── INFORMATION SUPPLIED ──

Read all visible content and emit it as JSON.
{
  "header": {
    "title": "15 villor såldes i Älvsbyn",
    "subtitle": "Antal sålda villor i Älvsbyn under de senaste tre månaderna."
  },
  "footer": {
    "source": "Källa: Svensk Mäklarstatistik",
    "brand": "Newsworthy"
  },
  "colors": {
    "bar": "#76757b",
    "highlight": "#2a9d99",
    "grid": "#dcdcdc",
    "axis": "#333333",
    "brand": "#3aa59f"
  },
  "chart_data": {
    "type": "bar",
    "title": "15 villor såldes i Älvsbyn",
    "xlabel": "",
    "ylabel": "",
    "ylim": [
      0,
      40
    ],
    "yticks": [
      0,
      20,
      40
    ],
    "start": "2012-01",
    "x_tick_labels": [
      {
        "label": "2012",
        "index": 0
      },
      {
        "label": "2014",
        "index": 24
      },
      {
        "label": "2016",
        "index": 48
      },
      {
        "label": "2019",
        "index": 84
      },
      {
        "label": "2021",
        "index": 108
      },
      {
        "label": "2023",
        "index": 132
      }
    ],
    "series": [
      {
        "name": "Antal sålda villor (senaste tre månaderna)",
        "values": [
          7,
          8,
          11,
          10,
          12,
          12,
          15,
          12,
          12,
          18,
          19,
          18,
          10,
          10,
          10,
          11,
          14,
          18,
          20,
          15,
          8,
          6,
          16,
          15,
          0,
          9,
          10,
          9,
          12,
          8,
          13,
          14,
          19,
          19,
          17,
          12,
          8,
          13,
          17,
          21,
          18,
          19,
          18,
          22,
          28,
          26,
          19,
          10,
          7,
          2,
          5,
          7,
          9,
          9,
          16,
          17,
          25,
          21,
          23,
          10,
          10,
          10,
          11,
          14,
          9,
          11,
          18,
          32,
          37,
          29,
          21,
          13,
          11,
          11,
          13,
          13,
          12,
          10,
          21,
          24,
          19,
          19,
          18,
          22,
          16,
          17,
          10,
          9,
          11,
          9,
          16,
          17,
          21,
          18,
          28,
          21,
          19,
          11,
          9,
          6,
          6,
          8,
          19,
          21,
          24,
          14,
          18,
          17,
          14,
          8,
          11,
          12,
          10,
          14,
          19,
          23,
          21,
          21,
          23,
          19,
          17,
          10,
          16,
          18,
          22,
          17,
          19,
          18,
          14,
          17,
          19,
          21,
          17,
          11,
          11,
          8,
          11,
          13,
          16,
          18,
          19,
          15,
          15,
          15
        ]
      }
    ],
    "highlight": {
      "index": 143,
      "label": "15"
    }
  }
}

───

PROBLEM DESCRIPTION> Output every entry shown above, exactly.

ANSWER BELOW>
Read all visible content and emit it as JSON.
{
  "header": {
    "title": "15 villor såldes i Älvsbyn",
    "subtitle": "Antal sålda villor i Älvsbyn under de senaste tre månaderna."
  },
  "footer": {
    "source": "Källa: Svensk Mäklarstatistik",
    "brand": "Newsworthy"
  },
  "colors": {
    "bar": "#76757b",
    "highlight": "#2a9d99",
    "grid": "#dcdcdc",
    "axis": "#333333",
    "brand": "#3aa59f"
  },
  "chart_data": {
    "type": "bar",
    "title": "15 villor såldes i Älvsbyn",
    "xlabel": "",
    "ylabel": "",
    "ylim": [
      0,
      40
    ],
    "yticks": [
      0,
      20,
      40
    ],
    "start": "2012-01",
    "x_tick_labels": [
      {
        "label": "2012",
        "index": 0
      },
      {
        "label": "2014",
        "index": 24
      },
      {
        "label": "2016",
        "index": 48
      },
      {
        "label": "2019",
        "index": 84
      },
      {
        "label": "2021",
        "index": 108
      },
      {
        "label": "2023",
        "index": 132
      }
    ],
    "series": [
      {
        "name": "Antal sålda villor (senaste tre månaderna)",
        "values": [
          7,
          8,
          11,
          10,
          12,
          12,
          15,
          12,
          12,
          18,
          19,
          18,
          10,
          10,
          10,
          11,
          14,
          18,
          20,
          15,
          8,
          6,
          16,
          15,
          0,
          9,
          10,
          9,
          12,
          8,
          13,
          14,
          19,
          19,
          17,
          12,
          8,
          13,
          17,
          21,
          18,
          19,
          18,
          22,
          28,
          26,
          19,
          10,
          7,
          2,
          5,
          7,
          9,
          9,
          16,
          17,
          25,
          21,
          23,
          10,
          10,
          10,
          11,
          14,
          9,
          11,
          18,
          32,
          37,
          29,
          21,
          13,
          11,
          11,
          13,
          13,
          12,
          10,
          21,
          24,
          19,
          19,
          18,
          22,
          16,
          17,
          10,
          9,
          11,
          9,
          16,
          17,
          21,
          18,
          28,
          21,
          19,
          11,
          9,
          6,
          6,
          8,
          19,
          21,
          24,
          14,
          18,
          17,
          14,
          8,
          11,
          12,
          10,
          14,
          19,
          23,
          21,
          21,
          23,
          19,
          17,
          10,
          16,
          18,
          22,
          17,
          19,
          18,
          14,
          17,
          19,
          21,
          17,
          11,
          11,
          8,
          11,
          13,
          16,
          18,
          19,
          15,
          15,
          15
        ]
      }
    ],
    "highlight": {
      "index": 143,
      "label": "15"
    }
  }
}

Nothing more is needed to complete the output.